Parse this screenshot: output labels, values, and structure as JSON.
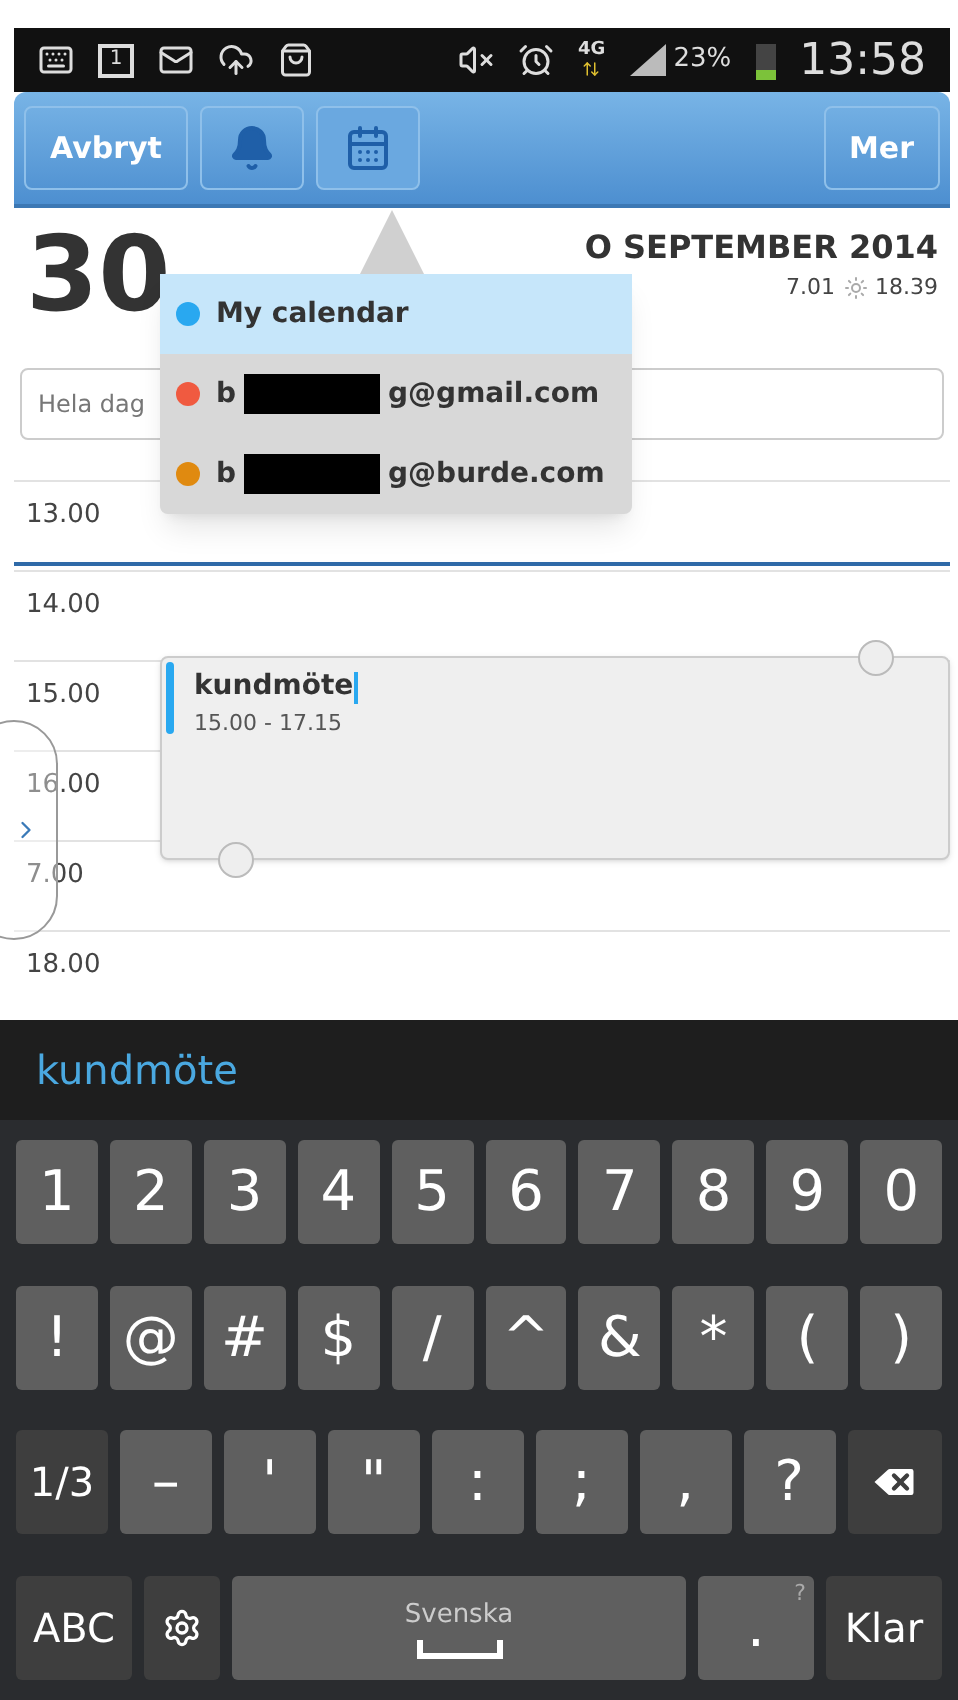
{
  "status_bar": {
    "calendar_day": "1",
    "network": "4G",
    "battery": "23%",
    "time": "13:58"
  },
  "toolbar": {
    "cancel": "Avbryt",
    "more": "Mer",
    "buttons": [
      {
        "kind": "bell",
        "selected": false
      },
      {
        "kind": "calendar",
        "selected": true
      }
    ]
  },
  "header": {
    "day_number": "30",
    "month_label": "O SEPTEMBER 2014",
    "sunrise": "7.01",
    "sunset": "18.39"
  },
  "all_day_field": {
    "placeholder": "Hela dag"
  },
  "calendar_menu": [
    {
      "prefix": "My calendar",
      "redacted": false,
      "color": "#29a8f0",
      "selected": true
    },
    {
      "prefix": "b",
      "suffix": "g@gmail.com",
      "redacted": true,
      "color": "#f05a40",
      "selected": false
    },
    {
      "prefix": "b",
      "suffix": "g@burde.com",
      "redacted": true,
      "color": "#e08a10",
      "selected": false
    }
  ],
  "hours": [
    "13.00",
    "14.00",
    "15.00",
    "16.00",
    "7.00",
    "18.00"
  ],
  "event": {
    "title": "kundmöte",
    "time": "15.00 - 17.15"
  },
  "input_text": "kundmöte",
  "keyboard": [
    [
      {
        "kind": "char",
        "label": "1"
      },
      {
        "kind": "char",
        "label": "2"
      },
      {
        "kind": "char",
        "label": "3"
      },
      {
        "kind": "char",
        "label": "4"
      },
      {
        "kind": "char",
        "label": "5"
      },
      {
        "kind": "char",
        "label": "6"
      },
      {
        "kind": "char",
        "label": "7"
      },
      {
        "kind": "char",
        "label": "8"
      },
      {
        "kind": "char",
        "label": "9"
      },
      {
        "kind": "char",
        "label": "0"
      }
    ],
    [
      {
        "kind": "char",
        "label": "!"
      },
      {
        "kind": "char",
        "label": "@"
      },
      {
        "kind": "char",
        "label": "#"
      },
      {
        "kind": "char",
        "label": "$"
      },
      {
        "kind": "char",
        "label": "/"
      },
      {
        "kind": "char",
        "label": "^"
      },
      {
        "kind": "char",
        "label": "&"
      },
      {
        "kind": "char",
        "label": "*"
      },
      {
        "kind": "char",
        "label": "("
      },
      {
        "kind": "char",
        "label": ")"
      }
    ],
    [
      {
        "kind": "mode",
        "label": "1/3"
      },
      {
        "kind": "char",
        "label": "–"
      },
      {
        "kind": "char",
        "label": "'"
      },
      {
        "kind": "char",
        "label": "\""
      },
      {
        "kind": "char",
        "label": ":"
      },
      {
        "kind": "char",
        "label": ";"
      },
      {
        "kind": "char",
        "label": ","
      },
      {
        "kind": "char",
        "label": "?"
      },
      {
        "kind": "backspace"
      }
    ],
    [
      {
        "kind": "mode",
        "label": "ABC"
      },
      {
        "kind": "settings"
      },
      {
        "kind": "space",
        "label": "Svenska"
      },
      {
        "kind": "char",
        "label": ".",
        "hint": "?"
      },
      {
        "kind": "mode",
        "label": "Klar"
      }
    ]
  ]
}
------------------------
Exercise description
Reproduce every record above exactly, omitting the pictures.

Result of the exercise
Parse this screenshot: output labels, values, and structure as JSON.
{
  "status_bar": {
    "calendar_day": "1",
    "network": "4G",
    "battery": "23%",
    "time": "13:58"
  },
  "toolbar": {
    "cancel": "Avbryt",
    "more": "Mer",
    "buttons": [
      {
        "kind": "bell",
        "selected": false
      },
      {
        "kind": "calendar",
        "selected": true
      }
    ]
  },
  "header": {
    "day_number": "30",
    "month_label": "O SEPTEMBER 2014",
    "sunrise": "7.01",
    "sunset": "18.39"
  },
  "all_day_field": {
    "placeholder": "Hela dag"
  },
  "calendar_menu": [
    {
      "prefix": "My calendar",
      "redacted": false,
      "color": "#29a8f0",
      "selected": true
    },
    {
      "prefix": "b",
      "suffix": "g@gmail.com",
      "redacted": true,
      "color": "#f05a40",
      "selected": false
    },
    {
      "prefix": "b",
      "suffix": "g@burde.com",
      "redacted": true,
      "color": "#e08a10",
      "selected": false
    }
  ],
  "hours": [
    "13.00",
    "14.00",
    "15.00",
    "16.00",
    "7.00",
    "18.00"
  ],
  "event": {
    "title": "kundmöte",
    "time": "15.00 - 17.15"
  },
  "input_text": "kundmöte",
  "keyboard": [
    [
      {
        "kind": "char",
        "label": "1"
      },
      {
        "kind": "char",
        "label": "2"
      },
      {
        "kind": "char",
        "label": "3"
      },
      {
        "kind": "char",
        "label": "4"
      },
      {
        "kind": "char",
        "label": "5"
      },
      {
        "kind": "char",
        "label": "6"
      },
      {
        "kind": "char",
        "label": "7"
      },
      {
        "kind": "char",
        "label": "8"
      },
      {
        "kind": "char",
        "label": "9"
      },
      {
        "kind": "char",
        "label": "0"
      }
    ],
    [
      {
        "kind": "char",
        "label": "!"
      },
      {
        "kind": "char",
        "label": "@"
      },
      {
        "kind": "char",
        "label": "#"
      },
      {
        "kind": "char",
        "label": "$"
      },
      {
        "kind": "char",
        "label": "/"
      },
      {
        "kind": "char",
        "label": "^"
      },
      {
        "kind": "char",
        "label": "&"
      },
      {
        "kind": "char",
        "label": "*"
      },
      {
        "kind": "char",
        "label": "("
      },
      {
        "kind": "char",
        "label": ")"
      }
    ],
    [
      {
        "kind": "mode",
        "label": "1/3"
      },
      {
        "kind": "char",
        "label": "–"
      },
      {
        "kind": "char",
        "label": "'"
      },
      {
        "kind": "char",
        "label": "\""
      },
      {
        "kind": "char",
        "label": ":"
      },
      {
        "kind": "char",
        "label": ";"
      },
      {
        "kind": "char",
        "label": ","
      },
      {
        "kind": "char",
        "label": "?"
      },
      {
        "kind": "backspace"
      }
    ],
    [
      {
        "kind": "mode",
        "label": "ABC"
      },
      {
        "kind": "settings"
      },
      {
        "kind": "space",
        "label": "Svenska"
      },
      {
        "kind": "char",
        "label": ".",
        "hint": "?"
      },
      {
        "kind": "mode",
        "label": "Klar"
      }
    ]
  ]
}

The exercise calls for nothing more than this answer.